• [BLOC DE TEXTE]
L'origine d'un classement

« Historiquement, le classement de Shanghai a été établi pour évaluer le niveau international des universités chinoises et identifier les établissements étrangers avec lesquels les Chinois pourraient collaborer », explique Ghislaine Filliatreau, directrice de l'Observatoire des sciences et techniques. Avec cet objectif en tête, en 2003, une équipe de l'université de Shanghai a choisi des indicateurs souvent repris pour évaluer les performances d'une équipe de recherche : nombre de prix Nobel ou de médailles Fields (l'équivalent du prix Nobel en mathématiques) chez les enseignants et les élèves, quantité d'articles publiés dans des revues scientifiques importantes, etc.

Critères
Indicateurs
Poids
Qualité de
l'éducation
Nombre d'élèves ayant remporté un prix Nobel ou une médaille Fields
10%
Qualité de
l'université
Nombre d'enseignants ayant remporté un prix Nobel ou une médaille Fields
20%
Nombre d'enseignants très cités dans la littérature scientifique
20%
Production
scientifique
Articles publiés dans Nature ou Science
20%
Articles dans les autres publications scientifiques importantes
20%
Taille de
l'institution
Performance académique au regard de la taille de l'institution
10%

À l'aide de ces données, l'équipe a établi son classement, confirmant ce que tout le monde pensait tout bas : Oxford, Harvard, Stanford, Berkeley et le MIT sont les plus prestigieuses universités du monde. À la demande de confrères étrangers, le classement a ensuite été publié sur Internet. « Il s'agissait de l'un des premiers classements à visée internationale, ce qui explique son impact, note Ghislaine Filliatreau. Pourtant, ce n'est pas parce qu'il repose sur des données objectives qu'il est lui-même objectif. » Ainsi, considérer le nombre de prix Nobel favorise les établissements anciens ; choisir de donner un poids plus important aux articles publiés dans Nature et Science favorise les équipes anglo-saxonnes qui publient plus facilement dans ces deux revues. D'ailleurs, les auteurs du palmarès l'admettent eux-mêmes : « À cause des particularités de leur système de recherche (CNRS, INSERM ou Marx Planck Institute), les Allemands et les Français sont particulièrement défavorisés dans notre classement. »

• [CONSIGNES ÉCRITES]
[A] Relevez toutes les universités que le texte sur le classement de Shanghai présente comme les plus prestigieuses du monde.
[B] Prolongez le texte sur le classement de Shanghai à partir de sa dernière phrase.
Les données sont sans rapport avec le texte sur le classement de Shanghai.

• [EXTRAITS DE DONNÉES]
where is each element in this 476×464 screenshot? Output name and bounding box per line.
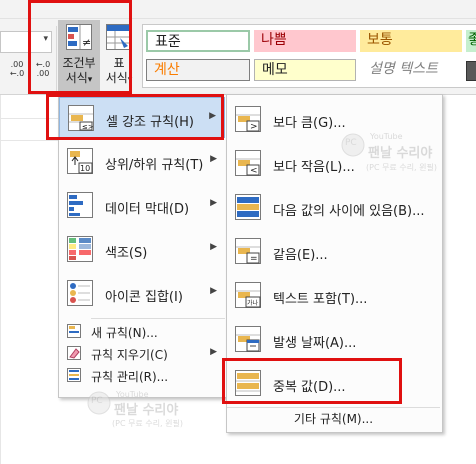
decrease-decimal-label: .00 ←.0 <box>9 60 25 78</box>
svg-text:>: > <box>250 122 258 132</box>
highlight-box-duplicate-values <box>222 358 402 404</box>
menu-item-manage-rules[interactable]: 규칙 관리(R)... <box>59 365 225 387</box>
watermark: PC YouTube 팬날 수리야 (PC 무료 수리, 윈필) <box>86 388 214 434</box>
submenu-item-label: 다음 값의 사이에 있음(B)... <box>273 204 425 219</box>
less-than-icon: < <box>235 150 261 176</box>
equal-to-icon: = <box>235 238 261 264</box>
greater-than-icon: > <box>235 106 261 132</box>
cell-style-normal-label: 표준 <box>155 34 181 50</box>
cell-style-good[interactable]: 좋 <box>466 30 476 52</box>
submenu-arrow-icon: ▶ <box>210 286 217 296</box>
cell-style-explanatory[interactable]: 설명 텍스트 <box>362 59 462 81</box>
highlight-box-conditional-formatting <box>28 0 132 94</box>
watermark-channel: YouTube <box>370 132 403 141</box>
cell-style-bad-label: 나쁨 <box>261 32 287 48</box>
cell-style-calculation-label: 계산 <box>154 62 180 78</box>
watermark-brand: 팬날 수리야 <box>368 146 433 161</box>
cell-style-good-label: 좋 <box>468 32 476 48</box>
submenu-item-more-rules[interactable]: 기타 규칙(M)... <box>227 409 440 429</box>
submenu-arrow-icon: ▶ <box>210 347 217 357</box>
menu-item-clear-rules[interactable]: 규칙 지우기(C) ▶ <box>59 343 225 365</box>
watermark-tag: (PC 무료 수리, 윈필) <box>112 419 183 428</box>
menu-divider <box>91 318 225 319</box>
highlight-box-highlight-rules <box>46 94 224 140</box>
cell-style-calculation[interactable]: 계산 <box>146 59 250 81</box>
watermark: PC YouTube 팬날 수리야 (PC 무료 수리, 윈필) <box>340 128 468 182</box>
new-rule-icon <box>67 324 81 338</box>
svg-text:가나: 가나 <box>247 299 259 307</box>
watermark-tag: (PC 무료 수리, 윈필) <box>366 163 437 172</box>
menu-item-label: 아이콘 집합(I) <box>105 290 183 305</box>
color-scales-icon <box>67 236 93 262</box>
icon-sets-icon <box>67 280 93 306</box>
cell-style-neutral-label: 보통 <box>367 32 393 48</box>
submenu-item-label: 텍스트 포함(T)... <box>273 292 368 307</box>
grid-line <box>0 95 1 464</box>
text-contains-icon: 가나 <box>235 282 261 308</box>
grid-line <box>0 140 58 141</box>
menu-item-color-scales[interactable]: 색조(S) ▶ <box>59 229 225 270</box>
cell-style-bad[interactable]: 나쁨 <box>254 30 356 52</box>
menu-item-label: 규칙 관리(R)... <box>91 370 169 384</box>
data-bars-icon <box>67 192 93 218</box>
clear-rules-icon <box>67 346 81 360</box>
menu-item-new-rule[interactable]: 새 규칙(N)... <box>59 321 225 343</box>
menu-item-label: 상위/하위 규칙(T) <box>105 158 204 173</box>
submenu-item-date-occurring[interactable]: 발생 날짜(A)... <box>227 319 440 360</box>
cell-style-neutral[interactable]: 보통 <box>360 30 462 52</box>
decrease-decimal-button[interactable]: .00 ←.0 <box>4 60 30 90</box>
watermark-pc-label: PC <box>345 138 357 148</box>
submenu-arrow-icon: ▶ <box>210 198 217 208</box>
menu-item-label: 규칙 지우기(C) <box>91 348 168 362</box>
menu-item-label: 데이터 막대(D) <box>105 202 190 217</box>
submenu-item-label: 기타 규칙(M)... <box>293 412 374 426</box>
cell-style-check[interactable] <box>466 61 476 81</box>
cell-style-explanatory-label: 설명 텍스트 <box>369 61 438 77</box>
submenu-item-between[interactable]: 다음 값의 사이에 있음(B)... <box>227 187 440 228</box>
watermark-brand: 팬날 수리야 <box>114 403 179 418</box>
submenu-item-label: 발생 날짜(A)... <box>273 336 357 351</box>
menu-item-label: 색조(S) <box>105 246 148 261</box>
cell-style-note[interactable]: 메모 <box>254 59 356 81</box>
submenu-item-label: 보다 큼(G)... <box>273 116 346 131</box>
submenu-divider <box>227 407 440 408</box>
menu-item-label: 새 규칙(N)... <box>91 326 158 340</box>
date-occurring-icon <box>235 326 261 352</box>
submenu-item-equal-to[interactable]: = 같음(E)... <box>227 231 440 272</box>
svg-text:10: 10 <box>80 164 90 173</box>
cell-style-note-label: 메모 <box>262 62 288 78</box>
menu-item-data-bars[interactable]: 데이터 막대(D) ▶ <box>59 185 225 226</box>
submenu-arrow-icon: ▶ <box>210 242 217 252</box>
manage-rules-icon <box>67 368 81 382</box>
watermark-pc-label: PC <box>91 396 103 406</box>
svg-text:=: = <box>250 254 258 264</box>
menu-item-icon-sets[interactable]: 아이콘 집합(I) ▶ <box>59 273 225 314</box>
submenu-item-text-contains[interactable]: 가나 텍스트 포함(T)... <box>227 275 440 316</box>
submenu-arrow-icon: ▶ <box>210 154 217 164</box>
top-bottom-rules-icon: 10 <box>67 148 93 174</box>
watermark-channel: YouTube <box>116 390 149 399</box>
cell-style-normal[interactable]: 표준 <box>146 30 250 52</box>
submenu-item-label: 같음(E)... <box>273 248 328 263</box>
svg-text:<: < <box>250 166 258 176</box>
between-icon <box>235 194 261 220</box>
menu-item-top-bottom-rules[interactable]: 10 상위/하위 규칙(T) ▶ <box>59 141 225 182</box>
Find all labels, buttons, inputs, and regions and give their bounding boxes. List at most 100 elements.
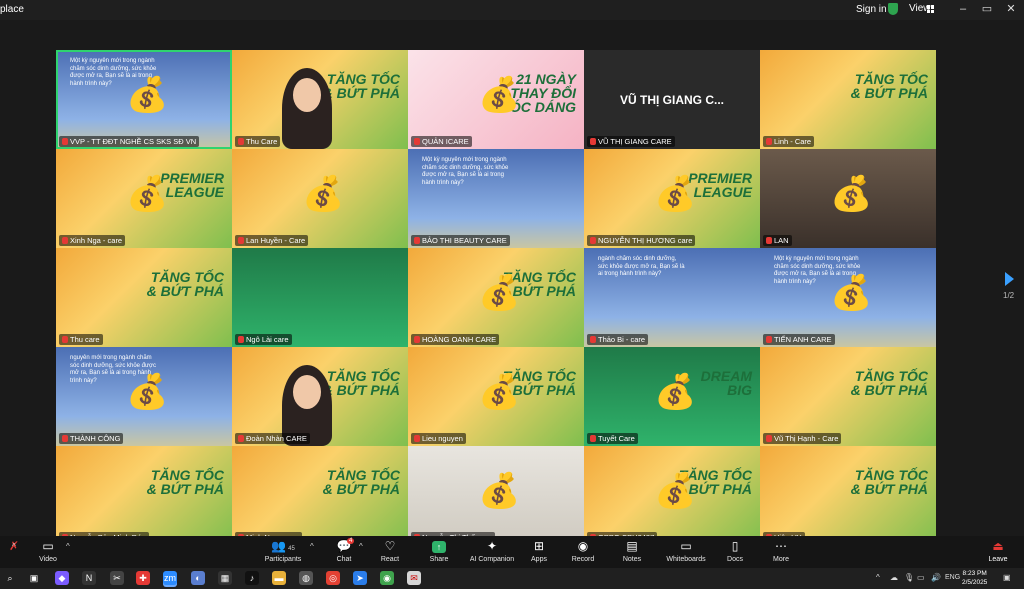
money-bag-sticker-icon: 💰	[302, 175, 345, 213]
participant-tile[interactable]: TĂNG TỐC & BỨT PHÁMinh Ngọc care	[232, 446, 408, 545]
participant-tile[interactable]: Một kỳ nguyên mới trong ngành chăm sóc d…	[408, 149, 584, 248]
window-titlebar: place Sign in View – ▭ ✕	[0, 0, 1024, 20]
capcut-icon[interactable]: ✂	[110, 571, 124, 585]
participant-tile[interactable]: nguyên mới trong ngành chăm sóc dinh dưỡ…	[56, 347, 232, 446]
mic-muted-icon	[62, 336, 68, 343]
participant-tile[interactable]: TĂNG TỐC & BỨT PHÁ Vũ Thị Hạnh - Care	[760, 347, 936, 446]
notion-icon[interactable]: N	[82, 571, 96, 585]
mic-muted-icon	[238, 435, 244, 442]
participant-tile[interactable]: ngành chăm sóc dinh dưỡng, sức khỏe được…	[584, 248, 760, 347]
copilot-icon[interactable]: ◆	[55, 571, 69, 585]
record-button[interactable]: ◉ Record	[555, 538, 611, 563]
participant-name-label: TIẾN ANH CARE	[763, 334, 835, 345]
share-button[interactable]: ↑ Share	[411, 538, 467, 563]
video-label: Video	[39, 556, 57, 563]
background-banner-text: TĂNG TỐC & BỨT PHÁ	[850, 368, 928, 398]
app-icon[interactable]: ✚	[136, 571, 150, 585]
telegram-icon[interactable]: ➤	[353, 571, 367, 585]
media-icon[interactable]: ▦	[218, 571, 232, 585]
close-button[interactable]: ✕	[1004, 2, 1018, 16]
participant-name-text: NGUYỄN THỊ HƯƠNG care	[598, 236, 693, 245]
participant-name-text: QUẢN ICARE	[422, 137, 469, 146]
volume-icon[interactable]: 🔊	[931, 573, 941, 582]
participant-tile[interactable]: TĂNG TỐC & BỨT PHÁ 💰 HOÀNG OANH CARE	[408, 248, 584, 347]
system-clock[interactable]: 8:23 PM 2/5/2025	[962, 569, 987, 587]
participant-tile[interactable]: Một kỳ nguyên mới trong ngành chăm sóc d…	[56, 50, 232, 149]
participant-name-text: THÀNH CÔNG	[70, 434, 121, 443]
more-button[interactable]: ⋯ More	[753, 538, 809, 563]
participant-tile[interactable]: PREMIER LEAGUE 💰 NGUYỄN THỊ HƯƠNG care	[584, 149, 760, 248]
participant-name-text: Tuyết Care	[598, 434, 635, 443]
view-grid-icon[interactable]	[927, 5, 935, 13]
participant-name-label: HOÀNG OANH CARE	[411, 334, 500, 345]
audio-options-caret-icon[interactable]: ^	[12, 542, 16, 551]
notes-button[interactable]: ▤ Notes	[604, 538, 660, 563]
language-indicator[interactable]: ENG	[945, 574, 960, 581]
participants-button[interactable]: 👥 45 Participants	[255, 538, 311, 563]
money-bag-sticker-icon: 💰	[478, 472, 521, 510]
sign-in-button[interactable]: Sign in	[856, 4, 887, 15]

• [RÉSULTATS PAR CONSIGNE]
[A] Oxford, Harvard, Stanford, Berkeley et le MIT.

[B]
Une obsession subjective

Mais alors, si ce classement ne peut juger du niveau de la recherche française, pourquoi les Français, chercheurs et politiques confondus, y portent-ils autant d'intérêt ? « Entre autres, à cause d'un hasard des calendriers, explique Ghislaine Filliatreau. Il se trouve que le premier classement de Shanghai a été publié au début du mouvement "Sauvons la recherche". De fait, il a été particulièrement repris par la presse », traumatisant une bonne fois pour toutes la communauté scientifique française. Et en premier lieu, ses dirigeants. Nombre d'élites sortent en effet d'écoles certes très reconnues dans l'Hexagone mais coiffées d'un bonnet d'âne dans le classement de Shanghai. Une pilule difficile à avaler.

Et voilà comment un lointain classement mis en place en Asie pour faciliter certains choix des universités chinoises s'est retrouvé mêlé aux débats concernant le système de recherche français. Ici, il est brandi pour prouver qu'à l'université, trop d'étudiants sont en échec, là pour démontrer qu'il est urgent de réformer, pêle-mêle, les universités ou les instituts de recherche.

D’un classement à l’autre

Le classement de Shanghai aurait-il néanmoins fait son temps dans l'Hexagone ? Valérie Pécresse a en effet annoncé sa volonté de créer son « Shanghai européen ». Les critères possibles, comme le calendrier, sont à définir. Sans attendre la naissance de ce nouveau palmarès, il y a six mois, l'École des Mines a mis en place son propre classement mondial des établissements supérieurs en fonction du nombre d'anciens élèves parvenus à la tête de multinationales. Évidemment, à ce jeu-là, l'École des Mines (10e), l'École Polytechnique (4e) ou l'ENA (9e) s'en sortent beaucoup mieux que dans l'exercice de Shanghai…

De son côté, début juillet, à la suite d'une enquête menée auprès des universités, le sénateur Joël Bourdin a préconisé la création d'un classement à la carte des universités. Disponible sur Internet, celui-ci mêlerait des données factuelles (taux de réussite, publications…) et des indicateurs d'opinions (bibliothèques, relations avec les professeurs…) et devrait permettre à chaque élève ou enseignant d'identifier son université idéale. Selon l'expert de l'Observatoire des sciences et des techniques, Ghislaine Filliatreau, « il nous faudra bientôt des systèmes d'évaluation pour évaluer les systèmes d'évaluation ! »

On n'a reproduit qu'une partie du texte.